> [What is required]: Return all lines below containing the word "Neville".

> [Given records]:
▬▬▬

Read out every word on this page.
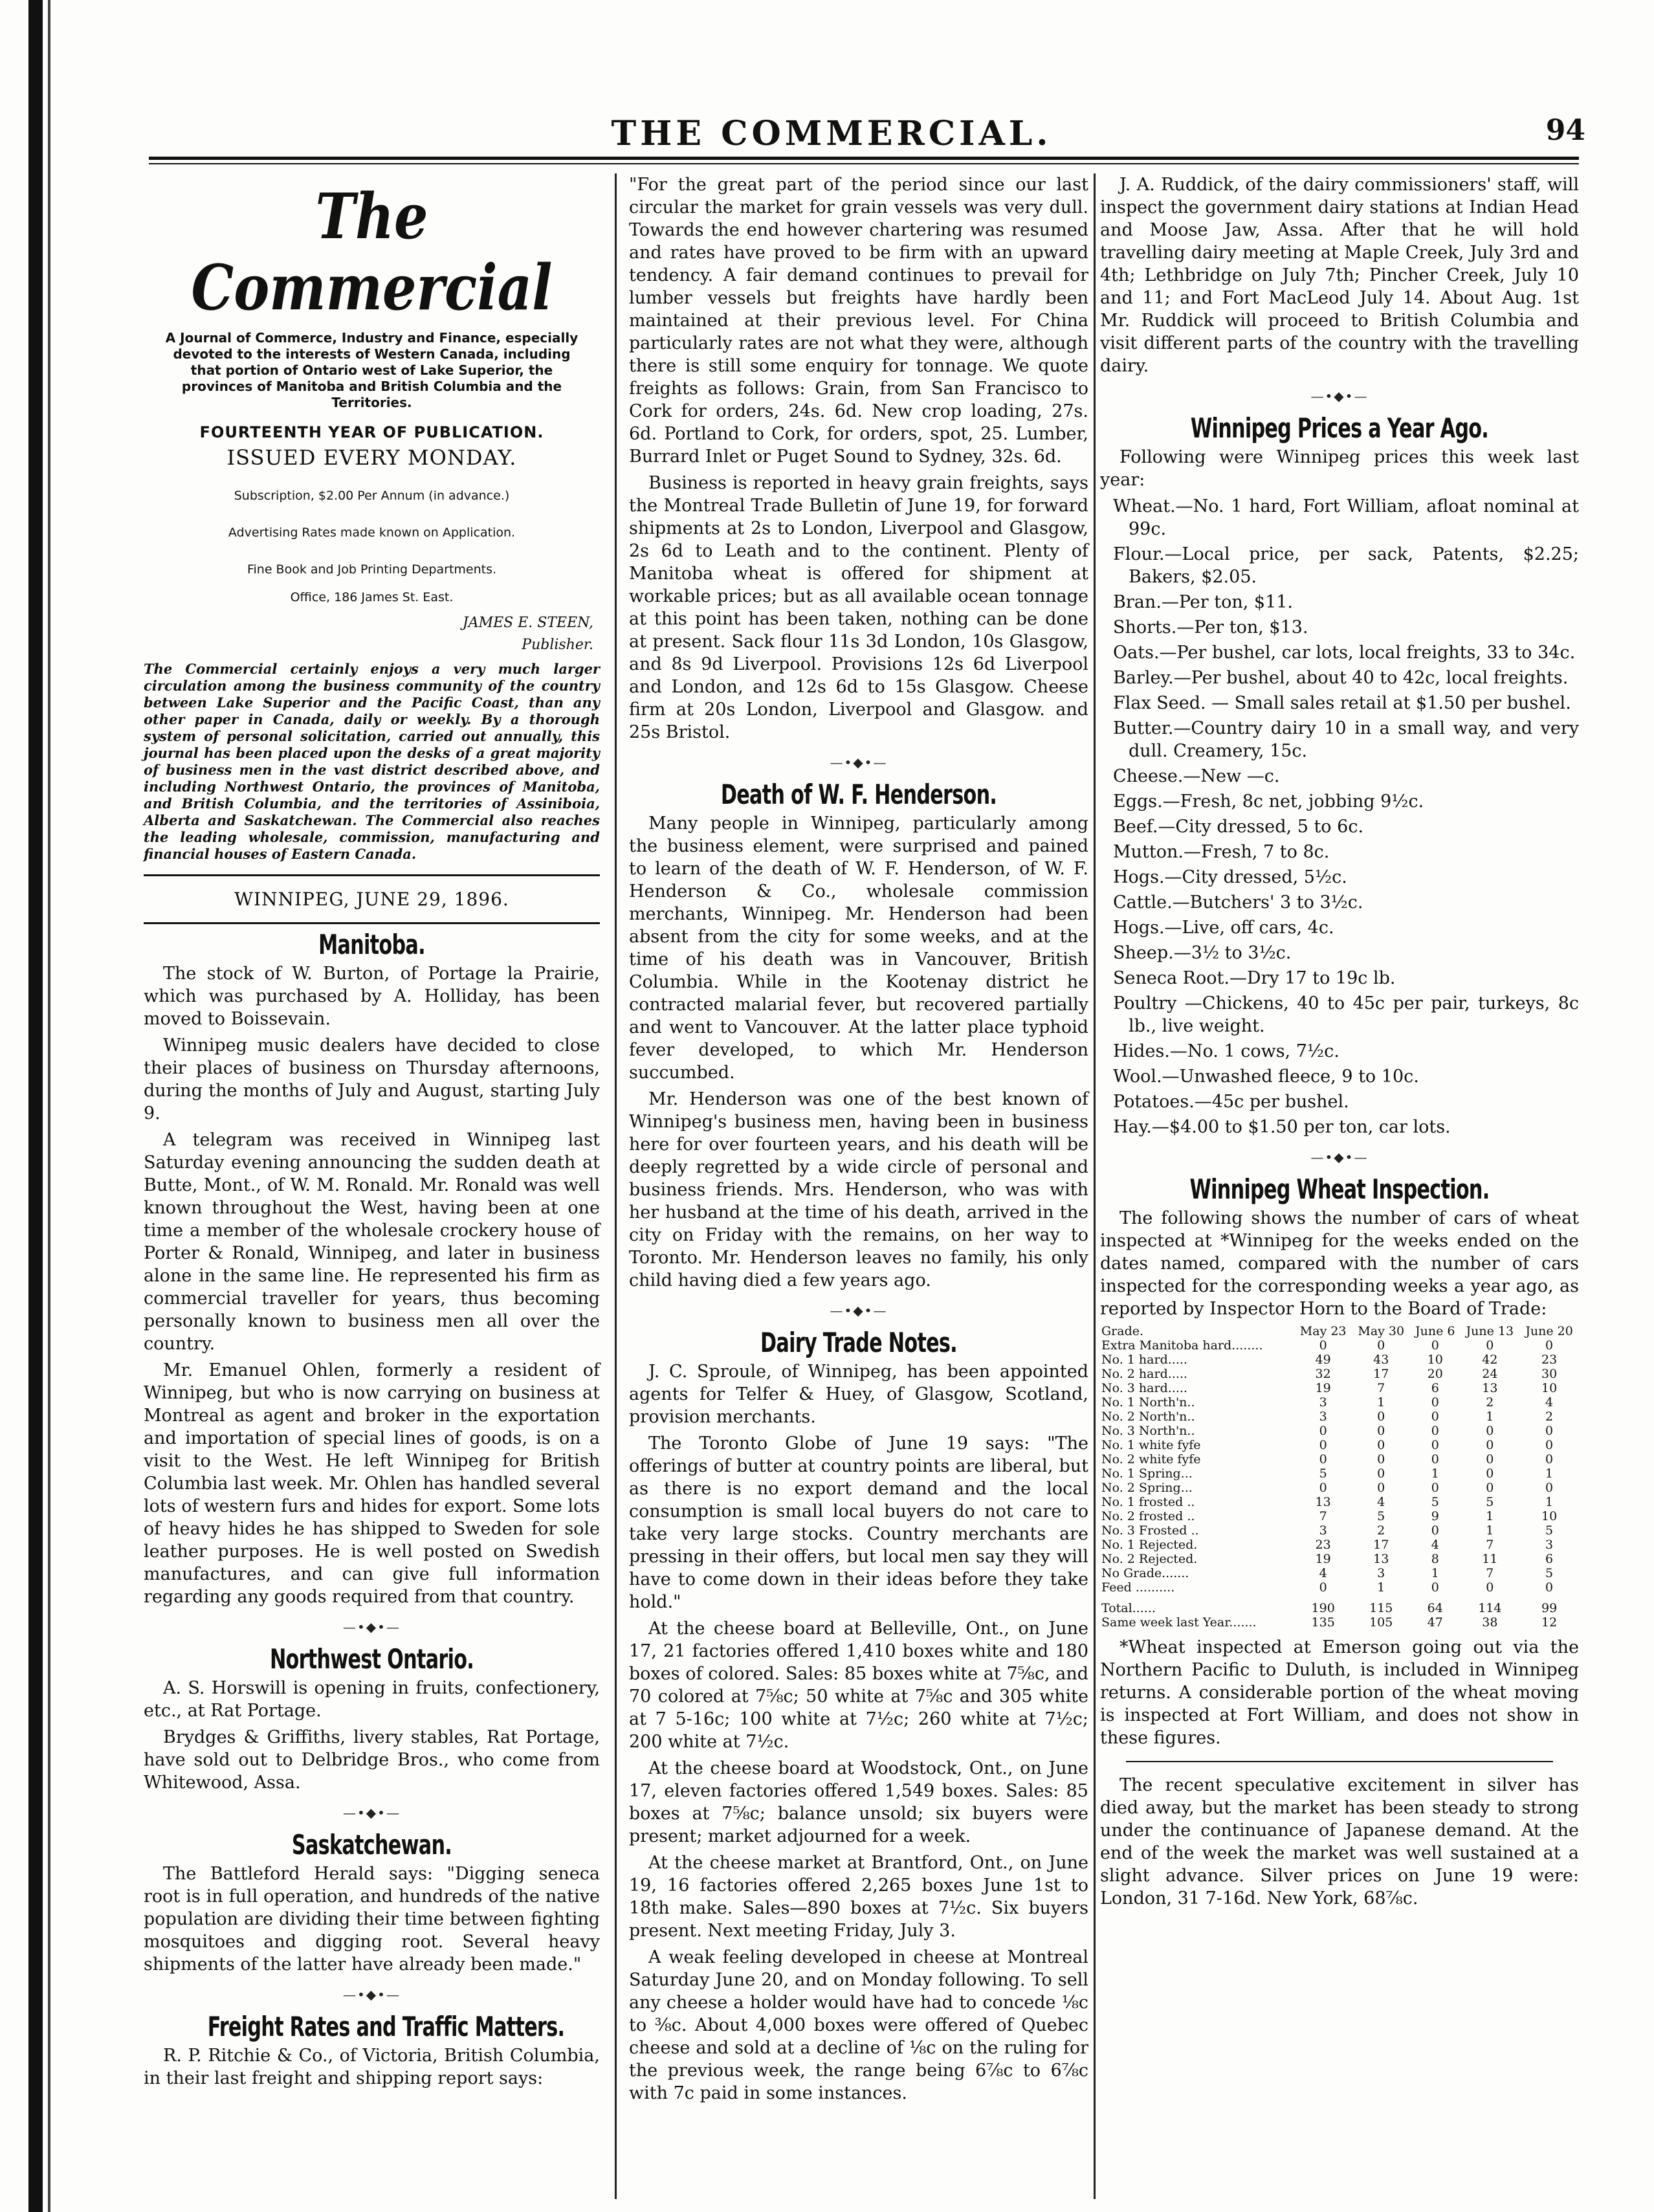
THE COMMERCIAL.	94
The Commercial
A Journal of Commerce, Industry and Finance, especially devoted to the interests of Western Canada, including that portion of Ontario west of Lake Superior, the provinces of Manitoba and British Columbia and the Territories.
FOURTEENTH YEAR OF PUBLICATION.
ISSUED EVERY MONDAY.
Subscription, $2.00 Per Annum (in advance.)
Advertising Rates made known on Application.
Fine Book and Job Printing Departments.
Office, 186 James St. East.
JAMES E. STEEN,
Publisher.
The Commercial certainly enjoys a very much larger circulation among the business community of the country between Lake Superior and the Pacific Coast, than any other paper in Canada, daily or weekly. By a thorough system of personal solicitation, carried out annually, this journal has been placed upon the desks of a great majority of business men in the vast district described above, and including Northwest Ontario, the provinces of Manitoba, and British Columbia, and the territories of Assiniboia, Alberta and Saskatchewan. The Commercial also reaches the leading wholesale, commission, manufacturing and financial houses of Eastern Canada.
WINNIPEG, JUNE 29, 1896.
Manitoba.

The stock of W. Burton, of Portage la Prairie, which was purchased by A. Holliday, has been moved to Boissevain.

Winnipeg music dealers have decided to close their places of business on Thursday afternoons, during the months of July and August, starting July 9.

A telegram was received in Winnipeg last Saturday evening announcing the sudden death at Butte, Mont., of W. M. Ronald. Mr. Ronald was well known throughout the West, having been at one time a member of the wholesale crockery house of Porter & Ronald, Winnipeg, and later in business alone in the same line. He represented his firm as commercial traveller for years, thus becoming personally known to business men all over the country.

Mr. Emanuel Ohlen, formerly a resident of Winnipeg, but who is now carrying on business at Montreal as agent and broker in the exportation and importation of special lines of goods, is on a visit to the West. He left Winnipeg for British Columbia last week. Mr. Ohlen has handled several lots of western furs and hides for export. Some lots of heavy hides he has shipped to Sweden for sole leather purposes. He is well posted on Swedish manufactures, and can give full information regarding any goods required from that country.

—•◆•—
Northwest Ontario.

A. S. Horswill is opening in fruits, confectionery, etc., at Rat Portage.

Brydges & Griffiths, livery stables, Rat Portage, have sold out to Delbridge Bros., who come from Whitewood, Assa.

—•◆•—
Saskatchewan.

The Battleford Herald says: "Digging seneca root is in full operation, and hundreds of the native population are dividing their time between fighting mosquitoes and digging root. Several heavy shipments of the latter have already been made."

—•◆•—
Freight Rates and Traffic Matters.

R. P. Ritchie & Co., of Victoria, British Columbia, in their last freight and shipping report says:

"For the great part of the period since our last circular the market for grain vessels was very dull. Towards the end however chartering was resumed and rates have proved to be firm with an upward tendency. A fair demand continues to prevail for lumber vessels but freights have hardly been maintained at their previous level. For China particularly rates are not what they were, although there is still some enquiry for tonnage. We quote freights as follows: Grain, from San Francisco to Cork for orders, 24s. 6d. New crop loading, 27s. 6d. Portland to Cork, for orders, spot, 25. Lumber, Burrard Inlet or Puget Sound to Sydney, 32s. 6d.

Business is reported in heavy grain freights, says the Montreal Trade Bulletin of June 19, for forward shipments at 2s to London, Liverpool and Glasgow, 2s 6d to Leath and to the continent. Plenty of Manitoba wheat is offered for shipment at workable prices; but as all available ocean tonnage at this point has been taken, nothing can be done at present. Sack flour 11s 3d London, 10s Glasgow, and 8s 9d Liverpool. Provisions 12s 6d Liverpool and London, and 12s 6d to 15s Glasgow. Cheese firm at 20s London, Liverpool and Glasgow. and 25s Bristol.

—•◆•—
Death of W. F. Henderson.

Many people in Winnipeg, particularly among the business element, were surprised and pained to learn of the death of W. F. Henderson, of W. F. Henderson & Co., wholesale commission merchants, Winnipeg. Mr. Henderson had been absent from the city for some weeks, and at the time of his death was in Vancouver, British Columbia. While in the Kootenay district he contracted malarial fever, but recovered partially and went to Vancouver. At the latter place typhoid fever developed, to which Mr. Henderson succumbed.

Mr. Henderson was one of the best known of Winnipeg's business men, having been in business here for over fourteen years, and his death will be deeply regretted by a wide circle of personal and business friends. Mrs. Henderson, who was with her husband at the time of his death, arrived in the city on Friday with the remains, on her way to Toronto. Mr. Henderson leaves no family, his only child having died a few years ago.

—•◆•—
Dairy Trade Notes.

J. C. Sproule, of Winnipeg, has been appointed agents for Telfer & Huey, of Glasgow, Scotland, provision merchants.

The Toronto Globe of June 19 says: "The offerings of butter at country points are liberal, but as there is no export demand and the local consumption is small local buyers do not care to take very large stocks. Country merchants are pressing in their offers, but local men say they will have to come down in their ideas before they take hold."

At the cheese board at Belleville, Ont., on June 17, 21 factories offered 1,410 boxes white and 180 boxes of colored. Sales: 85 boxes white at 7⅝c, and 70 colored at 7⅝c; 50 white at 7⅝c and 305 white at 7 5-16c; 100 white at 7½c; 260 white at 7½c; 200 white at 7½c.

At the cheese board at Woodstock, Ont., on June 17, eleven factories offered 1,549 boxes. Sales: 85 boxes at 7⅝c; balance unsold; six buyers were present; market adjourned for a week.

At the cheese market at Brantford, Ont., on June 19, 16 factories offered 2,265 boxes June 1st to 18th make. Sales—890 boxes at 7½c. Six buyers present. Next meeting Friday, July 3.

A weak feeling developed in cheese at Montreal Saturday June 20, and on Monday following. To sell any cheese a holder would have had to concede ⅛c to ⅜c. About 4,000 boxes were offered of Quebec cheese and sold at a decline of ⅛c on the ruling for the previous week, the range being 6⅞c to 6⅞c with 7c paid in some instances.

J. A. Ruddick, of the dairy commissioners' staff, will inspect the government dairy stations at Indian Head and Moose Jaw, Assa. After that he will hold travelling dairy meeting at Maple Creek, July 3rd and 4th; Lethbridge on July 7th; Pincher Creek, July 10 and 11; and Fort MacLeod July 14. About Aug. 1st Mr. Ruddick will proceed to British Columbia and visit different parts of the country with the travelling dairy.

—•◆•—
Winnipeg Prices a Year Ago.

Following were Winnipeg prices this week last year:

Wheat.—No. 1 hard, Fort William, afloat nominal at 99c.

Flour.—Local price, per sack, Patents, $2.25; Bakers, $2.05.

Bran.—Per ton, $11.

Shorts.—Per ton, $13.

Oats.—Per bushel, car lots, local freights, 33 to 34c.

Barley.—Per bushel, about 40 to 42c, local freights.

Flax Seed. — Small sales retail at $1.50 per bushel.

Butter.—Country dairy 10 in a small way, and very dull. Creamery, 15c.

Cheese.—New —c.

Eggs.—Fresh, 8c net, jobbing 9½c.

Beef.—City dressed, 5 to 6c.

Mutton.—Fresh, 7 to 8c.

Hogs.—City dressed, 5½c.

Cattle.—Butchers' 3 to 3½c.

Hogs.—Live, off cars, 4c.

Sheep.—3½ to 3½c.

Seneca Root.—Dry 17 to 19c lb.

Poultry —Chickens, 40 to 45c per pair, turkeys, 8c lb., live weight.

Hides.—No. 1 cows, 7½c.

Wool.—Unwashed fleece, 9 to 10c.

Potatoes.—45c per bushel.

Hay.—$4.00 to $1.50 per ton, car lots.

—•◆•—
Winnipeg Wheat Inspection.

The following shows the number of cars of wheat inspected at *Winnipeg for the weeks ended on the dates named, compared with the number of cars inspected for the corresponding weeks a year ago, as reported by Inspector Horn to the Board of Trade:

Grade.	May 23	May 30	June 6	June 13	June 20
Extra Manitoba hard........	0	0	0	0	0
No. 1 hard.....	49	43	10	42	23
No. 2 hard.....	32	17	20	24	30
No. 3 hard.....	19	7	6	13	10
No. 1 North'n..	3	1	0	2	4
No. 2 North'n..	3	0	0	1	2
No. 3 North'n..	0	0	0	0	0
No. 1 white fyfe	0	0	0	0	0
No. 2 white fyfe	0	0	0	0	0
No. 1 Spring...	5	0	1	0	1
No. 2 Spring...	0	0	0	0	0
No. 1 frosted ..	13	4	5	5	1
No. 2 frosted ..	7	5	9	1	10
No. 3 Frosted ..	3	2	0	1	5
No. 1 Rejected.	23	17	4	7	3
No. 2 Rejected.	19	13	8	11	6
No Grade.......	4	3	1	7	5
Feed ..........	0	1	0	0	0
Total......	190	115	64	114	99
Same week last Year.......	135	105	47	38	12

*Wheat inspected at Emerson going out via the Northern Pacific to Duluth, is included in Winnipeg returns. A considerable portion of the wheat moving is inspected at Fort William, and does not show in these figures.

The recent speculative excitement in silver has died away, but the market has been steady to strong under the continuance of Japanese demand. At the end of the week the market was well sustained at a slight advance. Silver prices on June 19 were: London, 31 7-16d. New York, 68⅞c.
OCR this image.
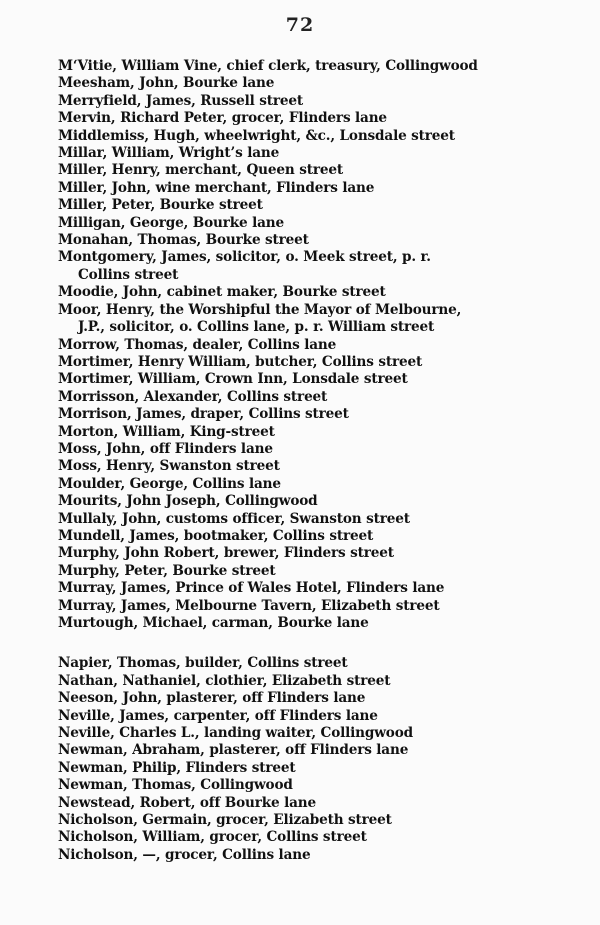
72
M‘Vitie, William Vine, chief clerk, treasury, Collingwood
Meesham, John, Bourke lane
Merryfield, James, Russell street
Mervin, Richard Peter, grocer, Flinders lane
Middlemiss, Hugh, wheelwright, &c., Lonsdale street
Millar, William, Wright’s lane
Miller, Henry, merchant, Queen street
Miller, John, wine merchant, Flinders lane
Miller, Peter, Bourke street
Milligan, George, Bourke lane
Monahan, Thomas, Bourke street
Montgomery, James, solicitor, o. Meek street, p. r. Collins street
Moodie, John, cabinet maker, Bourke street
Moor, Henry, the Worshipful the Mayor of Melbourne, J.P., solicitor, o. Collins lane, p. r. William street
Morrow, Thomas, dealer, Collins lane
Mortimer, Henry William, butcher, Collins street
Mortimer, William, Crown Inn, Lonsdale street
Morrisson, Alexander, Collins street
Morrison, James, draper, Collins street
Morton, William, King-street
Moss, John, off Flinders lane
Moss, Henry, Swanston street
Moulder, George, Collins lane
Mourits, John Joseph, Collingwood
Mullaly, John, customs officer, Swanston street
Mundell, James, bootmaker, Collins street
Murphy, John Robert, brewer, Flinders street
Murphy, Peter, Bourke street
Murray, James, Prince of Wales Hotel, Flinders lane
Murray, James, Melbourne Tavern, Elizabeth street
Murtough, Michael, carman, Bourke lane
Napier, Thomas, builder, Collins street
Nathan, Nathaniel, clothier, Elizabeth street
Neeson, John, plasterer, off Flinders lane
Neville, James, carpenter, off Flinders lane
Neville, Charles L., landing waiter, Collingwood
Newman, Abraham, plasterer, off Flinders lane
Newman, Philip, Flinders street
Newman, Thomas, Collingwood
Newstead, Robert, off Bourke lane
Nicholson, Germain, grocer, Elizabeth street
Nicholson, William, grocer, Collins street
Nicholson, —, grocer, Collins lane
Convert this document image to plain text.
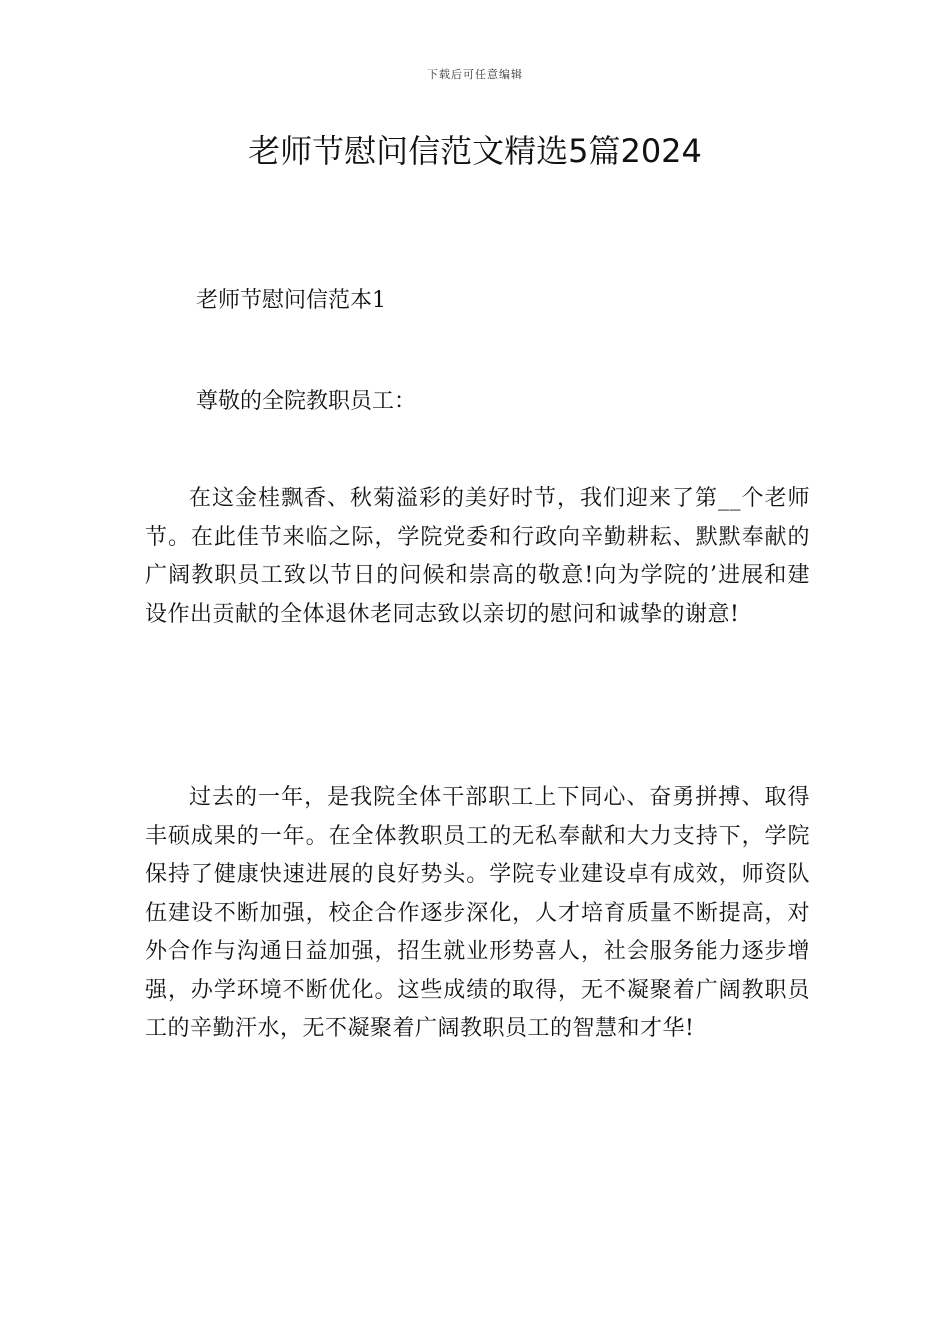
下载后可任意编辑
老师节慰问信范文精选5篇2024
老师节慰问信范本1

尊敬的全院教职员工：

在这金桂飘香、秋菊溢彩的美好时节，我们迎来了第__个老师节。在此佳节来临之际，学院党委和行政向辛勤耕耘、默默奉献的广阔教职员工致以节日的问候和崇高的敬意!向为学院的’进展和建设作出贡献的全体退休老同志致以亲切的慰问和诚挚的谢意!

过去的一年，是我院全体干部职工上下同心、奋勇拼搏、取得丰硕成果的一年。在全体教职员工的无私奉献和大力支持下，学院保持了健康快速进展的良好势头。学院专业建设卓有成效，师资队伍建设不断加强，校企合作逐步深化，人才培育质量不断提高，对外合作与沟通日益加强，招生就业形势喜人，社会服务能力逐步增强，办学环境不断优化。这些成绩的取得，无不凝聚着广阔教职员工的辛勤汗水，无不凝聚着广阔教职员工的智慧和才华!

▬▬▬

> [Complete response]:
Neville, James, carpenter, off Flinders lane
Neville, Charles L., landing waiter, Collingwood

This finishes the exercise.